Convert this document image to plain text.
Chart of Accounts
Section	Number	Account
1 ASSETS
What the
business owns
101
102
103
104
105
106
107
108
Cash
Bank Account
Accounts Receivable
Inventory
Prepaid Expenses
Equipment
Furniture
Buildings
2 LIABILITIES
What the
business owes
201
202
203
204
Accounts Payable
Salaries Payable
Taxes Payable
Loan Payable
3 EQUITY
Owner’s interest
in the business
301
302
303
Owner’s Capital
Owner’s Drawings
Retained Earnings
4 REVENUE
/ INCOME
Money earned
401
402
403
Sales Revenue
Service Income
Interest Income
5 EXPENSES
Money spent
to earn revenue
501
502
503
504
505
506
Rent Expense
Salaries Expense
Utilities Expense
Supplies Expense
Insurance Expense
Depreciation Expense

-------------------------

SHORT EXERCISE: Reproduce each record exactly, leaving nothing out.

FULL OUTPUT:
Convert this document image to plain text.
Chart of Accounts
Section	Number	Account
1 ASSETS
What the
business owns
101
102
103
104
105
106
107
108
Cash
Bank Account
Accounts Receivable
Inventory
Prepaid Expenses
Equipment
Furniture
Buildings
2 LIABILITIES
What the
business owes
201
202
203
204
Accounts Payable
Salaries Payable
Taxes Payable
Loan Payable
3 EQUITY
Owner’s interest
in the business
301
302
303
Owner’s Capital
Owner’s Drawings
Retained Earnings
4 REVENUE
/ INCOME
Money earned
401
402
403
Sales Revenue
Service Income
Interest Income
5 EXPENSES
Money spent
to earn revenue
501
502
503
504
505
506
Rent Expense
Salaries Expense
Utilities Expense
Supplies Expense
Insurance Expense
Depreciation Expense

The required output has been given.